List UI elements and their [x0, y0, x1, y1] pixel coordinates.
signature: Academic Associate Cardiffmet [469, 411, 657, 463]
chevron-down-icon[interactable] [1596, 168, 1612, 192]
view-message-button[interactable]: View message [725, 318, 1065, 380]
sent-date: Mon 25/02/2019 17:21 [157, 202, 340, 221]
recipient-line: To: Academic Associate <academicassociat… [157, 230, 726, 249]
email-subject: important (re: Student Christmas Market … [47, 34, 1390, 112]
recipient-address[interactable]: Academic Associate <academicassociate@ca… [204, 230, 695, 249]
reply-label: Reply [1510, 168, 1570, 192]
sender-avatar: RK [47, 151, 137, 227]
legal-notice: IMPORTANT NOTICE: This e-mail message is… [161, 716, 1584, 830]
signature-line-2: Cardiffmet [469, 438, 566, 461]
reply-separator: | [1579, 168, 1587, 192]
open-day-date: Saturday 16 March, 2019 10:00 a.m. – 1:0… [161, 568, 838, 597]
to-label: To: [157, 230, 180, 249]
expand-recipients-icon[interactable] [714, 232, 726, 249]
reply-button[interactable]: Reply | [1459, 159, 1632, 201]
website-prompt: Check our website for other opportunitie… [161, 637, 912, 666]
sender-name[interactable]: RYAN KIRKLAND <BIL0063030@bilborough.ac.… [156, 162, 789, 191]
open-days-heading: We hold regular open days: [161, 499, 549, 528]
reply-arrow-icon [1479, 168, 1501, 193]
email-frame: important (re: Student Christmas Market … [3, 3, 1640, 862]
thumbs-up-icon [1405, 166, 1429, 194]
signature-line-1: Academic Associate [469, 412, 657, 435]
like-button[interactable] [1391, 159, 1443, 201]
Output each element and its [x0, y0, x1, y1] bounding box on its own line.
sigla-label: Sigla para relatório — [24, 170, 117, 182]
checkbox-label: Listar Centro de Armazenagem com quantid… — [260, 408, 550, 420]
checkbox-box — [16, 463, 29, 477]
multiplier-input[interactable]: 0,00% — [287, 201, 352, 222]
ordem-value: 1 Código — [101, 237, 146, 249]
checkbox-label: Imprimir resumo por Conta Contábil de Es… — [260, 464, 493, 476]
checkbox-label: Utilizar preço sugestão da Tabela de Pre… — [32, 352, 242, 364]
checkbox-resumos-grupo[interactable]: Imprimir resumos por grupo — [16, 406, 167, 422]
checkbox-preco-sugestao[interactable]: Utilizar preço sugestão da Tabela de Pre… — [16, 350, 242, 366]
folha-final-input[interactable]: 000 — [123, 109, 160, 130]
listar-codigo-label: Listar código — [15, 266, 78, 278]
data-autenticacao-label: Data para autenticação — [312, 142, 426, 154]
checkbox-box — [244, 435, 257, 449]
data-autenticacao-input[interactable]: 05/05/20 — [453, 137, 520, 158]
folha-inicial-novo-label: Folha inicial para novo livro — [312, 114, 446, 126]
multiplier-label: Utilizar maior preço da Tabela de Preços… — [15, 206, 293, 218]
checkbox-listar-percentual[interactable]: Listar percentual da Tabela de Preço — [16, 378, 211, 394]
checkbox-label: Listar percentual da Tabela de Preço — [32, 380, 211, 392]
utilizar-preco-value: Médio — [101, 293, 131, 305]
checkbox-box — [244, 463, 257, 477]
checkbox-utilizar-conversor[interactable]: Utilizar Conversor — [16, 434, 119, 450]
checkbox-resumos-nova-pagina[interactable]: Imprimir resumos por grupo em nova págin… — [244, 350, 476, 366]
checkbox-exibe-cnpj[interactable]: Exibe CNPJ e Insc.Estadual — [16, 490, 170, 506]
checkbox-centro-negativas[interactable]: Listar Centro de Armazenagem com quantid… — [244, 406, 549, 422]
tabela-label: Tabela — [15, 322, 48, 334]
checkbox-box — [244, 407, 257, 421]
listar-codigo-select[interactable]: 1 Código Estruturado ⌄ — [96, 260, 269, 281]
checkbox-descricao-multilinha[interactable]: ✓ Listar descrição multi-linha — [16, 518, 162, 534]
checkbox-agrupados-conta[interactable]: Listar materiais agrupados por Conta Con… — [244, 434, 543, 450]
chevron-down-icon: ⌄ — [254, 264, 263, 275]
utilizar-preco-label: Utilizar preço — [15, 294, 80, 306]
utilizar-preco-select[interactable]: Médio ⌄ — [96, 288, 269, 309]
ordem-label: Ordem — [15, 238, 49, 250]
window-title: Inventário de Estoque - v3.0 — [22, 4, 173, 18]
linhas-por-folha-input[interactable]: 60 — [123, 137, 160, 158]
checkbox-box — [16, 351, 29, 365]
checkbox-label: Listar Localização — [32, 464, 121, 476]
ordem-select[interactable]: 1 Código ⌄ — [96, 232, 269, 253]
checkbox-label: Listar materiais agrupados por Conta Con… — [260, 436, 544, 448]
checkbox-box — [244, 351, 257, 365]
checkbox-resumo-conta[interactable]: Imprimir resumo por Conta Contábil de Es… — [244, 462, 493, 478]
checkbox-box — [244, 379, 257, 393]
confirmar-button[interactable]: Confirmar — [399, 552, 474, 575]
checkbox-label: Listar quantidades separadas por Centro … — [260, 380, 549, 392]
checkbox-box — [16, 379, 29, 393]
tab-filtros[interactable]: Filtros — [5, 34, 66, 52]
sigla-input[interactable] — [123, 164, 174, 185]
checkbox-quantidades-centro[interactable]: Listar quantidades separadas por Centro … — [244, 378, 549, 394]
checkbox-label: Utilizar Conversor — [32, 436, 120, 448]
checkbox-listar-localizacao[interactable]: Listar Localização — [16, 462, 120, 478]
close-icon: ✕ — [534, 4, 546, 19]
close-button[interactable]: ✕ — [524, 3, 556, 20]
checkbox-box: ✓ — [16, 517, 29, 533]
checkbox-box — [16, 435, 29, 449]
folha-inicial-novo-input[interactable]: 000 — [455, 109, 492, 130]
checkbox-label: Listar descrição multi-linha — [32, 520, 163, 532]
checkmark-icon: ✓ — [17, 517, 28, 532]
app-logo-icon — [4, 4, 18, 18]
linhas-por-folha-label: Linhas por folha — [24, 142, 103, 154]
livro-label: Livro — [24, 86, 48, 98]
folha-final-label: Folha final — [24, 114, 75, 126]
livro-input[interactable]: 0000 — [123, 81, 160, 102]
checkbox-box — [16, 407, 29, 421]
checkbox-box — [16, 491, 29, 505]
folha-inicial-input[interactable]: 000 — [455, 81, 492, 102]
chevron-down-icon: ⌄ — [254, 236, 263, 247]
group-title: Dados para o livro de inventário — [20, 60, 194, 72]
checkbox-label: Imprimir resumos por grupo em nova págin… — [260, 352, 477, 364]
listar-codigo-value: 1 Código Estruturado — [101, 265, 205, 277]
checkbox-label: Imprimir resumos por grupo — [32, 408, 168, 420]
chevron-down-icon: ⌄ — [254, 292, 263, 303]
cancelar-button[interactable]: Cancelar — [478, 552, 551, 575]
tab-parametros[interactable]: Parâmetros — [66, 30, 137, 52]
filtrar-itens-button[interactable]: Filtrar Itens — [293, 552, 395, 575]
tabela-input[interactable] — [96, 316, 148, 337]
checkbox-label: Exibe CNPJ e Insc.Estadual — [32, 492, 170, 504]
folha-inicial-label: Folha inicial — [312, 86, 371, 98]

The task: Copy every one of the rows above, line for line, without changing any character.

Full answer:
List UI elements and their [x0, y0, x1, y1] pixel coordinates.
signature: Academic Associate Cardiffmet [469, 411, 657, 463]
chevron-down-icon[interactable] [1596, 168, 1612, 192]
view-message-button[interactable]: View message [725, 318, 1065, 380]
sent-date: Mon 25/02/2019 17:21 [157, 202, 340, 221]
recipient-line: To: Academic Associate <academicassociat… [157, 230, 726, 249]
email-subject: important (re: Student Christmas Market … [47, 34, 1390, 112]
recipient-address[interactable]: Academic Associate <academicassociate@ca… [204, 230, 695, 249]
reply-label: Reply [1510, 168, 1570, 192]
sender-avatar: RK [47, 151, 137, 227]
legal-notice: IMPORTANT NOTICE: This e-mail message is… [161, 716, 1584, 830]
signature-line-2: Cardiffmet [469, 438, 566, 461]
reply-separator: | [1579, 168, 1587, 192]
open-day-date: Saturday 16 March, 2019 10:00 a.m. – 1:0… [161, 568, 838, 597]
to-label: To: [157, 230, 180, 249]
expand-recipients-icon[interactable] [714, 232, 726, 249]
reply-button[interactable]: Reply | [1459, 159, 1632, 201]
website-prompt: Check our website for other opportunitie… [161, 637, 912, 666]
sender-name[interactable]: RYAN KIRKLAND <BIL0063030@bilborough.ac.… [156, 162, 789, 191]
open-days-heading: We hold regular open days: [161, 499, 549, 528]
reply-arrow-icon [1479, 168, 1501, 193]
email-frame: important (re: Student Christmas Market … [3, 3, 1640, 862]
thumbs-up-icon [1405, 166, 1429, 194]
signature-line-1: Academic Associate [469, 412, 657, 435]
like-button[interactable] [1391, 159, 1443, 201]
Output each element and its [x0, y0, x1, y1] bounding box on its own line.
sigla-label: Sigla para relatório — [24, 170, 117, 182]
checkbox-label: Listar Centro de Armazenagem com quantid… — [260, 408, 550, 420]
checkbox-box — [16, 463, 29, 477]
multiplier-input[interactable]: 0,00% — [287, 201, 352, 222]
ordem-value: 1 Código — [101, 237, 146, 249]
checkbox-label: Imprimir resumo por Conta Contábil de Es… — [260, 464, 493, 476]
checkbox-label: Utilizar preço sugestão da Tabela de Pre… — [32, 352, 242, 364]
checkbox-resumos-grupo[interactable]: Imprimir resumos por grupo — [16, 406, 167, 422]
checkbox-preco-sugestao[interactable]: Utilizar preço sugestão da Tabela de Pre… — [16, 350, 242, 366]
folha-final-input[interactable]: 000 — [123, 109, 160, 130]
listar-codigo-label: Listar código — [15, 266, 78, 278]
data-autenticacao-label: Data para autenticação — [312, 142, 426, 154]
checkbox-box — [244, 435, 257, 449]
data-autenticacao-input[interactable]: 05/05/20 — [453, 137, 520, 158]
folha-inicial-novo-label: Folha inicial para novo livro — [312, 114, 446, 126]
multiplier-label: Utilizar maior preço da Tabela de Preços… — [15, 206, 293, 218]
checkbox-listar-percentual[interactable]: Listar percentual da Tabela de Preço — [16, 378, 211, 394]
checkbox-label: Listar percentual da Tabela de Preço — [32, 380, 211, 392]
utilizar-preco-value: Médio — [101, 293, 131, 305]
checkbox-box — [244, 463, 257, 477]
checkbox-utilizar-conversor[interactable]: Utilizar Conversor — [16, 434, 119, 450]
checkbox-resumos-nova-pagina[interactable]: Imprimir resumos por grupo em nova págin… — [244, 350, 476, 366]
checkbox-exibe-cnpj[interactable]: Exibe CNPJ e Insc.Estadual — [16, 490, 170, 506]
checkbox-centro-negativas[interactable]: Listar Centro de Armazenagem com quantid… — [244, 406, 549, 422]
tabela-label: Tabela — [15, 322, 48, 334]
checkbox-box — [244, 407, 257, 421]
listar-codigo-select[interactable]: 1 Código Estruturado ⌄ — [96, 260, 269, 281]
checkbox-descricao-multilinha[interactable]: ✓ Listar descrição multi-linha — [16, 518, 162, 534]
checkbox-agrupados-conta[interactable]: Listar materiais agrupados por Conta Con… — [244, 434, 543, 450]
chevron-down-icon: ⌄ — [254, 264, 263, 275]
utilizar-preco-label: Utilizar preço — [15, 294, 80, 306]
utilizar-preco-select[interactable]: Médio ⌄ — [96, 288, 269, 309]
ordem-label: Ordem — [15, 238, 49, 250]
window-title: Inventário de Estoque - v3.0 — [22, 4, 173, 18]
linhas-por-folha-input[interactable]: 60 — [123, 137, 160, 158]
checkbox-box — [16, 351, 29, 365]
checkbox-label: Listar Localização — [32, 464, 121, 476]
ordem-select[interactable]: 1 Código ⌄ — [96, 232, 269, 253]
checkbox-label: Listar materiais agrupados por Conta Con… — [260, 436, 544, 448]
checkbox-box — [244, 351, 257, 365]
checkbox-resumo-conta[interactable]: Imprimir resumo por Conta Contábil de Es… — [244, 462, 493, 478]
checkbox-box — [244, 379, 257, 393]
confirmar-button[interactable]: Confirmar — [399, 552, 474, 575]
checkbox-label: Listar quantidades separadas por Centro … — [260, 380, 549, 392]
checkbox-box — [16, 379, 29, 393]
tab-filtros[interactable]: Filtros — [5, 34, 66, 52]
sigla-input[interactable] — [123, 164, 174, 185]
checkbox-quantidades-centro[interactable]: Listar quantidades separadas por Centro … — [244, 378, 549, 394]
checkbox-label: Utilizar Conversor — [32, 436, 120, 448]
checkbox-listar-localizacao[interactable]: Listar Localização — [16, 462, 120, 478]
close-icon: ✕ — [534, 4, 546, 19]
close-button[interactable]: ✕ — [524, 3, 556, 20]
checkbox-box: ✓ — [16, 517, 29, 533]
checkbox-box — [16, 435, 29, 449]
folha-inicial-novo-input[interactable]: 000 — [455, 109, 492, 130]
checkbox-label: Listar descrição multi-linha — [32, 520, 163, 532]
checkmark-icon: ✓ — [17, 517, 28, 532]
app-logo-icon — [4, 4, 18, 18]
linhas-por-folha-label: Linhas por folha — [24, 142, 103, 154]
livro-label: Livro — [24, 86, 48, 98]
folha-final-label: Folha final — [24, 114, 75, 126]
livro-input[interactable]: 0000 — [123, 81, 160, 102]
checkbox-box — [16, 407, 29, 421]
checkbox-box — [16, 491, 29, 505]
folha-inicial-input[interactable]: 000 — [455, 81, 492, 102]
chevron-down-icon: ⌄ — [254, 236, 263, 247]
group-title: Dados para o livro de inventário — [20, 60, 194, 72]
checkbox-label: Imprimir resumos por grupo em nova págin… — [260, 352, 477, 364]
listar-codigo-value: 1 Código Estruturado — [101, 265, 205, 277]
checkbox-label: Imprimir resumos por grupo — [32, 408, 168, 420]
chevron-down-icon: ⌄ — [254, 292, 263, 303]
cancelar-button[interactable]: Cancelar — [478, 552, 551, 575]
tab-parametros[interactable]: Parâmetros — [66, 30, 137, 52]
filtrar-itens-button[interactable]: Filtrar Itens — [293, 552, 395, 575]
tabela-input[interactable] — [96, 316, 148, 337]
checkbox-label: Exibe CNPJ e Insc.Estadual — [32, 492, 170, 504]
folha-inicial-label: Folha inicial — [312, 86, 371, 98]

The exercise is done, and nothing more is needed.